Problem to work on
Repeat the records word for word, excluding any picture.

Stored rows
_ _ _ _

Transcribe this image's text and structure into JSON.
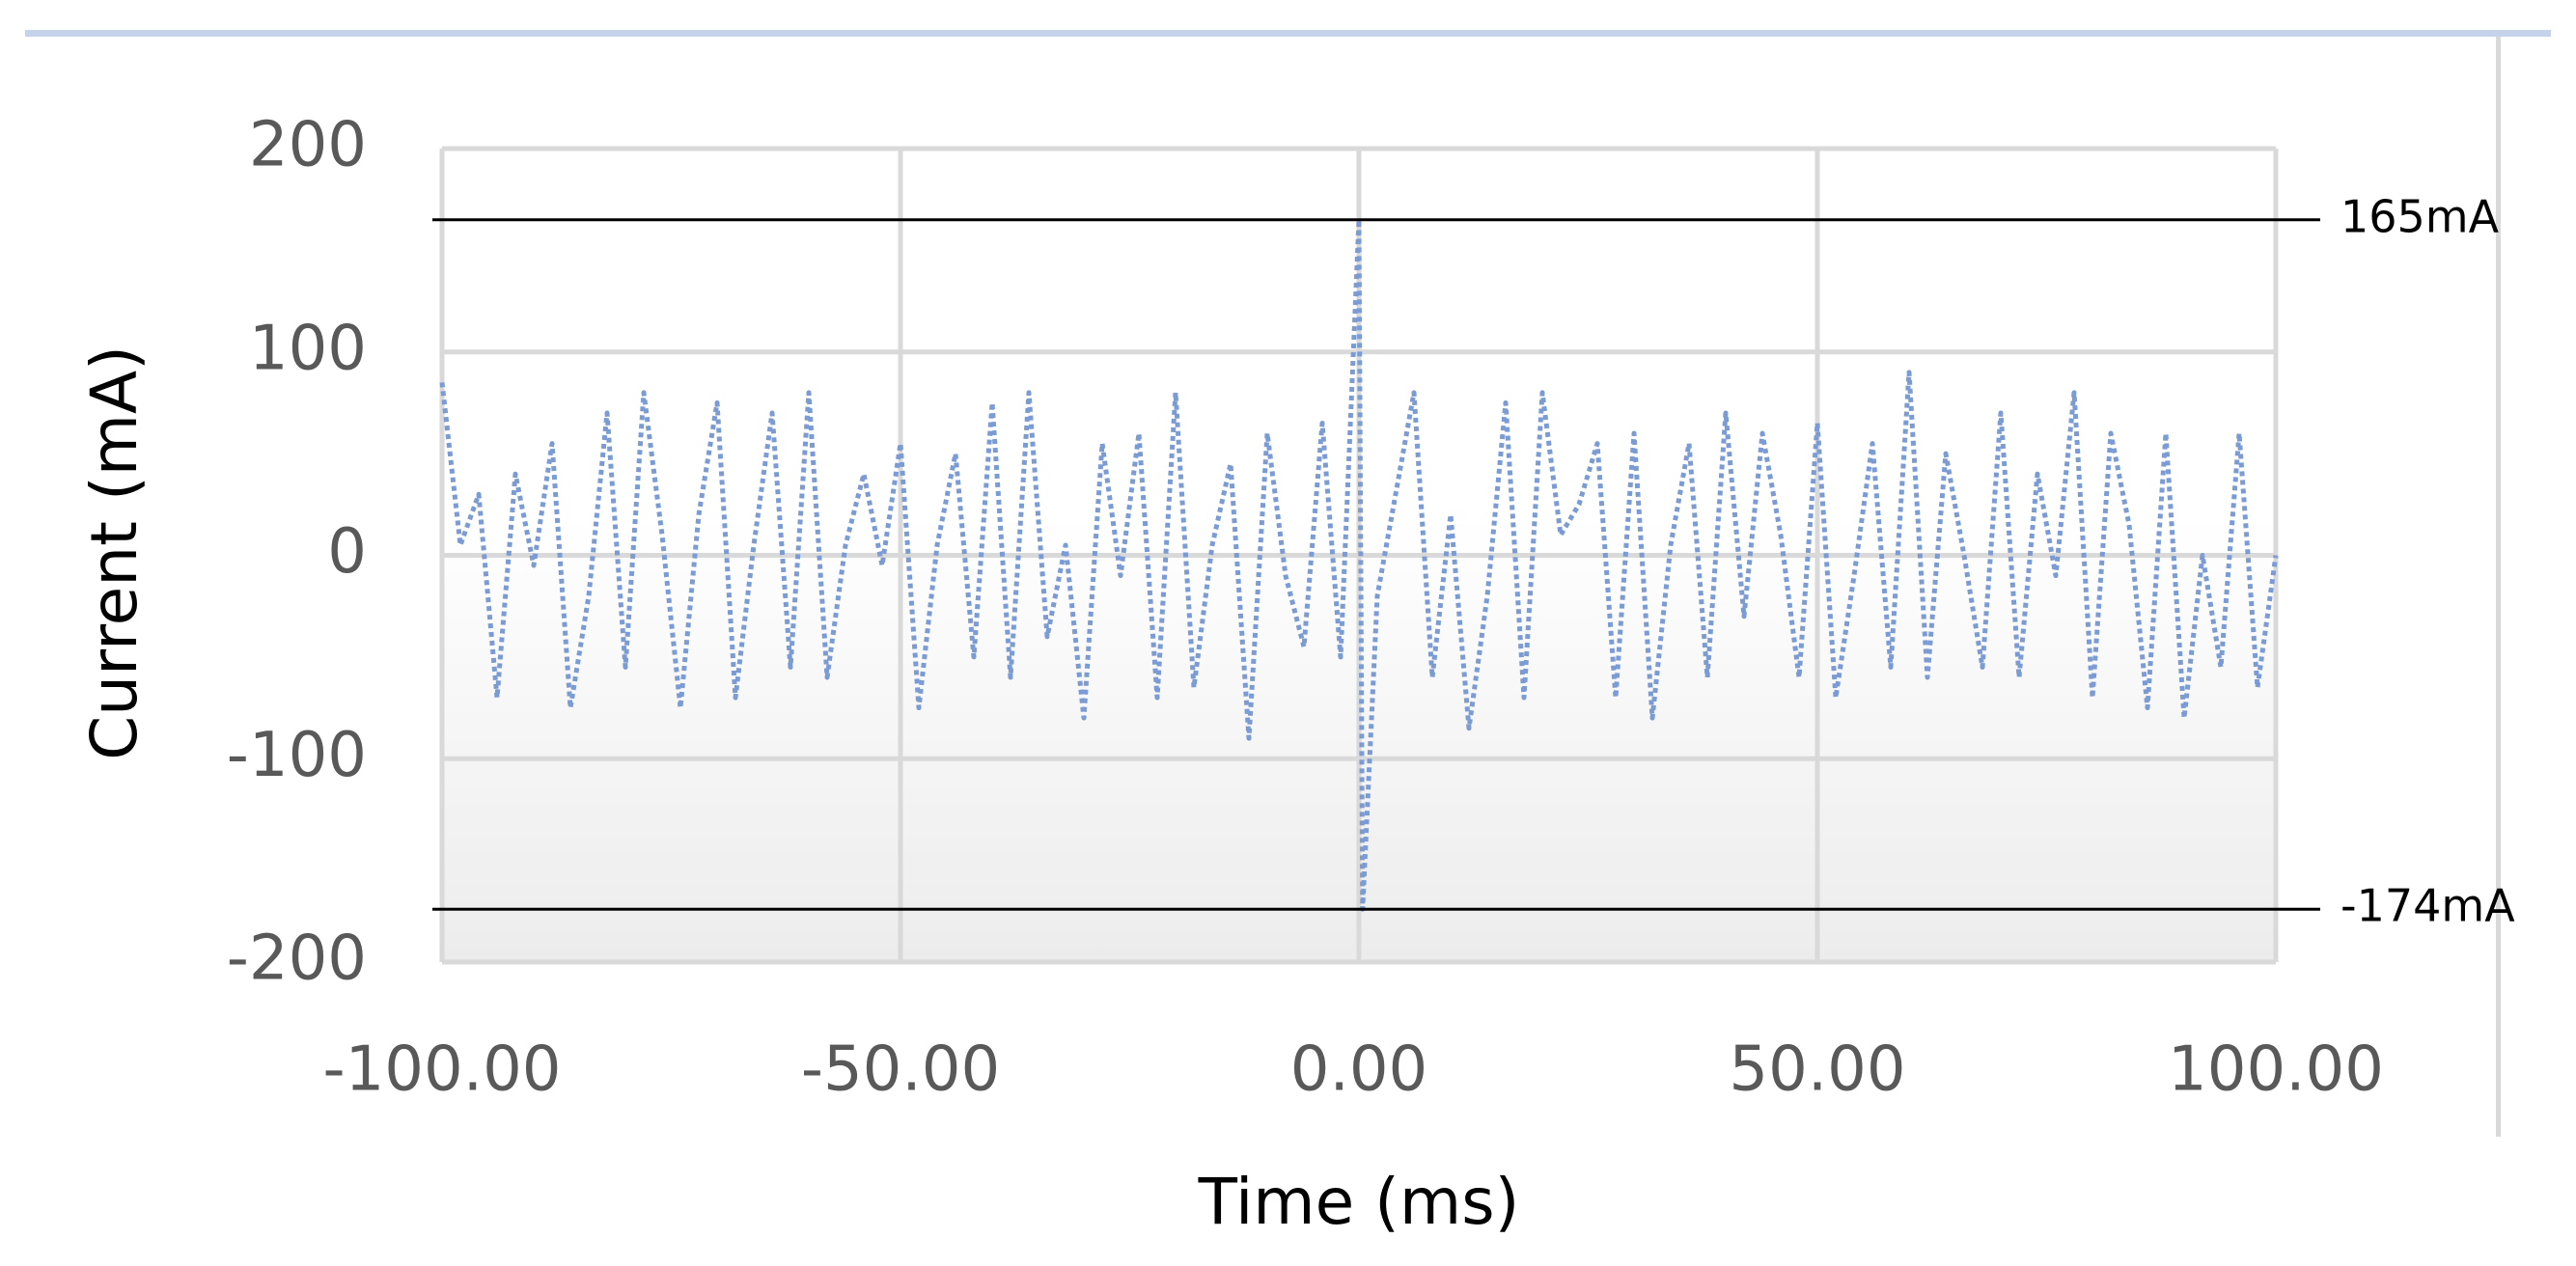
{
  "chart_data": {
    "type": "line",
    "x_label": "Time (ms)",
    "y_label": "Current (mA)",
    "xlim": [
      -100,
      100
    ],
    "xticks": [
      {
        "value": -100,
        "label": "-100.00"
      },
      {
        "value": -50,
        "label": "-50.00"
      },
      {
        "value": 0,
        "label": "0.00"
      },
      {
        "value": 50,
        "label": "50.00"
      },
      {
        "value": 100,
        "label": "100.00"
      }
    ],
    "ylim": [
      -200,
      200
    ],
    "yticks": [
      -200,
      -100,
      0,
      100,
      200
    ],
    "grid": true,
    "x": [
      -100,
      -98,
      -96,
      -94,
      -92,
      -90,
      -88,
      -86,
      -84,
      -82,
      -80,
      -78,
      -76,
      -74,
      -72,
      -70,
      -68,
      -66,
      -64,
      -62,
      -60,
      -58,
      -56,
      -54,
      -52,
      -50,
      -48,
      -46,
      -44,
      -42,
      -40,
      -38,
      -36,
      -34,
      -32,
      -30,
      -28,
      -26,
      -24,
      -22,
      -20,
      -18,
      -16,
      -14,
      -12,
      -10,
      -8,
      -6,
      -4,
      -2,
      0,
      0.4,
      2,
      4,
      6,
      8,
      10,
      12,
      14,
      16,
      18,
      20,
      22,
      24,
      26,
      28,
      30,
      32,
      34,
      36,
      38,
      40,
      42,
      44,
      46,
      48,
      50,
      52,
      54,
      56,
      58,
      60,
      62,
      64,
      66,
      68,
      70,
      72,
      74,
      76,
      78,
      80,
      82,
      84,
      86,
      88,
      90,
      92,
      94,
      96,
      98,
      100
    ],
    "series": [
      {
        "name": "Current",
        "color": "#7b9bd4",
        "values": [
          85,
          5,
          30,
          -70,
          40,
          -5,
          55,
          -75,
          -20,
          70,
          -55,
          80,
          10,
          -75,
          20,
          75,
          -70,
          5,
          70,
          -55,
          80,
          -60,
          5,
          40,
          -5,
          55,
          -75,
          5,
          50,
          -50,
          75,
          -60,
          80,
          -40,
          5,
          -80,
          55,
          -10,
          60,
          -70,
          80,
          -65,
          5,
          45,
          -90,
          60,
          -10,
          -45,
          65,
          -50,
          165,
          -174,
          -20,
          30,
          80,
          -60,
          20,
          -85,
          -20,
          75,
          -70,
          80,
          10,
          25,
          55,
          -70,
          60,
          -80,
          5,
          55,
          -60,
          70,
          -30,
          60,
          10,
          -60,
          65,
          -70,
          -10,
          55,
          -55,
          90,
          -60,
          50,
          0,
          -55,
          70,
          -60,
          40,
          -10,
          80,
          -70,
          60,
          15,
          -75,
          60,
          -80,
          0,
          -55,
          60,
          -65,
          0
        ]
      }
    ],
    "ref_lines": [
      {
        "value": 165,
        "label": "165mA"
      },
      {
        "value": -174,
        "label": "-174mA"
      }
    ]
  }
}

_ _ _ _

Response
Transcribe this image's text and structure into JSON.
{
  "chart_data": {
    "type": "line",
    "x_label": "Time (ms)",
    "y_label": "Current (mA)",
    "xlim": [
      -100,
      100
    ],
    "xticks": [
      {
        "value": -100,
        "label": "-100.00"
      },
      {
        "value": -50,
        "label": "-50.00"
      },
      {
        "value": 0,
        "label": "0.00"
      },
      {
        "value": 50,
        "label": "50.00"
      },
      {
        "value": 100,
        "label": "100.00"
      }
    ],
    "ylim": [
      -200,
      200
    ],
    "yticks": [
      -200,
      -100,
      0,
      100,
      200
    ],
    "grid": true,
    "x": [
      -100,
      -98,
      -96,
      -94,
      -92,
      -90,
      -88,
      -86,
      -84,
      -82,
      -80,
      -78,
      -76,
      -74,
      -72,
      -70,
      -68,
      -66,
      -64,
      -62,
      -60,
      -58,
      -56,
      -54,
      -52,
      -50,
      -48,
      -46,
      -44,
      -42,
      -40,
      -38,
      -36,
      -34,
      -32,
      -30,
      -28,
      -26,
      -24,
      -22,
      -20,
      -18,
      -16,
      -14,
      -12,
      -10,
      -8,
      -6,
      -4,
      -2,
      0,
      0.4,
      2,
      4,
      6,
      8,
      10,
      12,
      14,
      16,
      18,
      20,
      22,
      24,
      26,
      28,
      30,
      32,
      34,
      36,
      38,
      40,
      42,
      44,
      46,
      48,
      50,
      52,
      54,
      56,
      58,
      60,
      62,
      64,
      66,
      68,
      70,
      72,
      74,
      76,
      78,
      80,
      82,
      84,
      86,
      88,
      90,
      92,
      94,
      96,
      98,
      100
    ],
    "series": [
      {
        "name": "Current",
        "color": "#7b9bd4",
        "values": [
          85,
          5,
          30,
          -70,
          40,
          -5,
          55,
          -75,
          -20,
          70,
          -55,
          80,
          10,
          -75,
          20,
          75,
          -70,
          5,
          70,
          -55,
          80,
          -60,
          5,
          40,
          -5,
          55,
          -75,
          5,
          50,
          -50,
          75,
          -60,
          80,
          -40,
          5,
          -80,
          55,
          -10,
          60,
          -70,
          80,
          -65,
          5,
          45,
          -90,
          60,
          -10,
          -45,
          65,
          -50,
          165,
          -174,
          -20,
          30,
          80,
          -60,
          20,
          -85,
          -20,
          75,
          -70,
          80,
          10,
          25,
          55,
          -70,
          60,
          -80,
          5,
          55,
          -60,
          70,
          -30,
          60,
          10,
          -60,
          65,
          -70,
          -10,
          55,
          -55,
          90,
          -60,
          50,
          0,
          -55,
          70,
          -60,
          40,
          -10,
          80,
          -70,
          60,
          15,
          -75,
          60,
          -80,
          0,
          -55,
          60,
          -65,
          0
        ]
      }
    ],
    "ref_lines": [
      {
        "value": 165,
        "label": "165mA"
      },
      {
        "value": -174,
        "label": "-174mA"
      }
    ]
  }
}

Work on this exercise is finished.